─── SELECTED EXCERPT

Remove `MPI.COMM_WORLD.barrier()` in `get_data_loaders` function in `torch_example.py`

Helmholtz-AI-Energy / propulate

Propulate is an asynchronous population-based optimization algorithm and software package for global optimization and hyperparameter search on high-performance computers.

https://doi.org/10.1007/978-3-031-32041-5_6

BSD 3-Clause "New" or "Revised" License

32 stars 6 forks source link

Remove `MPI.COMM_WORLD.barrier()` in `get_data_loaders` function in `torch_example.py` #113

Closed mcw92 closed 6 months ago

mcw92 commented 7 months ago

In the torch_example.py tutorial, the get_data_loaders function is called in the ind_loss function, i.e., every time an individual is evaluated. However, the MPI.COMM_WORLD.barrier in the get_dataloaders function, which should prevent conflicts when potentially downloading the dataset for the first time in parallel, imposes an explicit synchronization point during the Propulate optimization, that we definitely do not want to have. This should be fixed / removed.

──────
─── GIVEN INFORMATION

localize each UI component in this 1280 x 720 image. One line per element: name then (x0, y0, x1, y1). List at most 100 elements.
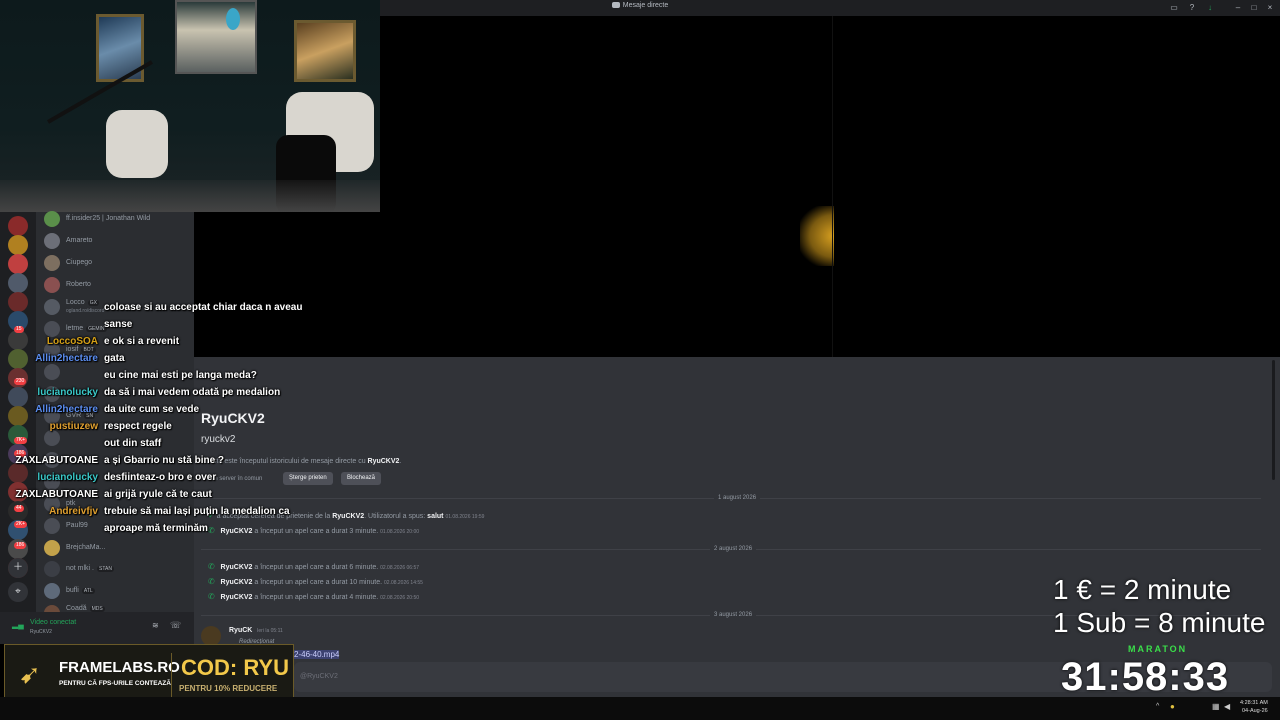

──────

• REQUIRED WORK
- 1) Reproduce the Propulate issue word for word, everything from "Helmholtz-AI-Energy / propulate" down to "on high-performance computers.".
- 2) List every term set in backticks in the title of the Propulate issue.
- 3) Go on with the Propulate issue from the point where it stops.
The material has no role in this exercise.

• THE RESULTS
- 1)
Helmholtz-AI-Energy / propulate

Propulate is an asynchronous population-based optimization algorithm and software package for global optimization and hyperparameter search on high-performance computers.

- 2)
- MPI.COMM_WORLD.barrier()
- get_data_loaders
- torch_example.py

- 3)
vtotiv commented 7 months ago

A possible solution would be to add an attribute to get_data_loaders(), which is set independently for every rank and checked before calling Barrier().

I solved it like this for the two examples in tutorials/surrogate/:

    if not hasattr(get_data_loaders, "barrier_called"):
        MPI.COMM_WORLD.Barrier()

        setattr(get_data_loaders, "barrier_called", True)